**Task description:** Filter for the word "plus" and keep each matching line.

(Some records)
============
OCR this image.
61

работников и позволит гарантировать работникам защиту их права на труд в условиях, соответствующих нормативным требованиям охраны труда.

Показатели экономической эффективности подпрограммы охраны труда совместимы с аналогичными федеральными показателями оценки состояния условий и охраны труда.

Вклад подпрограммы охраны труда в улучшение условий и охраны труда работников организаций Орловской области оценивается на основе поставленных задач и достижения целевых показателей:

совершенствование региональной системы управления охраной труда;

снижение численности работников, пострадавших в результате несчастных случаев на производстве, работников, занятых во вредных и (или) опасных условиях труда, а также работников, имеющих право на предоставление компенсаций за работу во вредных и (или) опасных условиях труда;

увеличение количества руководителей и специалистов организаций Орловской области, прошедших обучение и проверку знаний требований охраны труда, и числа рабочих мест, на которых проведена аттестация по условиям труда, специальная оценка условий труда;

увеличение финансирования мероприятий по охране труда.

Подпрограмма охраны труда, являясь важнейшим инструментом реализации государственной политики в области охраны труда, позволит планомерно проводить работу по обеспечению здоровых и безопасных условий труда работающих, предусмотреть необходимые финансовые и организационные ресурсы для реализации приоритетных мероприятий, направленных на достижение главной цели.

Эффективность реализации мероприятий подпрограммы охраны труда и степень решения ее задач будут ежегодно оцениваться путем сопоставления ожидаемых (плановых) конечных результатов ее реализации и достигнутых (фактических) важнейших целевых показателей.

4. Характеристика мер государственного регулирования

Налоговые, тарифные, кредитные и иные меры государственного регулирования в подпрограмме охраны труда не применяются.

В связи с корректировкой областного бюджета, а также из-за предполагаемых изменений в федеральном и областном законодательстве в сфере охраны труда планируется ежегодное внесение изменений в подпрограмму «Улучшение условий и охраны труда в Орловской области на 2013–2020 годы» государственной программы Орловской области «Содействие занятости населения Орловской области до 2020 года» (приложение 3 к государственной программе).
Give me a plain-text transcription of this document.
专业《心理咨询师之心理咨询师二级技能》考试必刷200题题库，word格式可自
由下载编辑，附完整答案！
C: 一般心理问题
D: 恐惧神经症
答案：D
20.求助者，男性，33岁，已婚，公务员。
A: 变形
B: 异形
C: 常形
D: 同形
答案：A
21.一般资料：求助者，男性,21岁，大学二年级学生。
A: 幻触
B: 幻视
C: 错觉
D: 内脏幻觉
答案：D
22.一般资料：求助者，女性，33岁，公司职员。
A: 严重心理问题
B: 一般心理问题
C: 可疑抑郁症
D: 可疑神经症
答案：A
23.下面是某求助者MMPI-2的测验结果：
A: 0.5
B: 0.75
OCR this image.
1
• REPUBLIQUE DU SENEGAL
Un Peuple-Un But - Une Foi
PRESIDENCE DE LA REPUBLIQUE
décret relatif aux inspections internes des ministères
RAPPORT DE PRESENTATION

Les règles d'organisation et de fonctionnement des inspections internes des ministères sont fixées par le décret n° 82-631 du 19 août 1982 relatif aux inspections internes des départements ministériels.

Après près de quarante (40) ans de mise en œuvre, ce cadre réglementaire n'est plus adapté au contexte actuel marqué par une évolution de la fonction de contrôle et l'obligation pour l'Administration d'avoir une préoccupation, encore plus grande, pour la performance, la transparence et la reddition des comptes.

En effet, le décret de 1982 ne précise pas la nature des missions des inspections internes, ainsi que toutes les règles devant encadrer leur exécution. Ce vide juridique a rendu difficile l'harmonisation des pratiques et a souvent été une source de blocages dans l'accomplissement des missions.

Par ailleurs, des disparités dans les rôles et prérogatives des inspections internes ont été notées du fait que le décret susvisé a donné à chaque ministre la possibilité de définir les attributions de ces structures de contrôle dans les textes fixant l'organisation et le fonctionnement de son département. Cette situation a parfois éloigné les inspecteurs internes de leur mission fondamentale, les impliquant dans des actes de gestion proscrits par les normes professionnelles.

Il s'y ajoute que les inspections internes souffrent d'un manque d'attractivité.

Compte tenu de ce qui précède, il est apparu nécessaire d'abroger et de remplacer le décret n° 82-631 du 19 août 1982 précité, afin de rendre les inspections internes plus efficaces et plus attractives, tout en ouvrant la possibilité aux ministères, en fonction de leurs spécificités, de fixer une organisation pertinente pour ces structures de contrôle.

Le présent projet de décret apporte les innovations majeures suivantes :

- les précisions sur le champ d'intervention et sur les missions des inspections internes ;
============
**Answer for this exercise:**
Après près de quarante (40) ans de mise en œuvre, ce cadre réglementaire n'est plus adapté au contexte actuel marqué par une évolution de la fonction de contrôle et l'obligation pour l'Administration d'avoir une préoccupation, encore plus grande, pour la performance, la transparence et la reddition des comptes.
Compte tenu de ce qui précède, il est apparu nécessaire d'abroger et de remplacer le décret n° 82-631 du 19 août 1982 précité, afin de rendre les inspections internes plus efficaces et plus attractives, tout en ouvrant la possibilité aux ministères, en fonction de leurs spécificités, de fixer une organisation pertinente pour ces structures de contrôle.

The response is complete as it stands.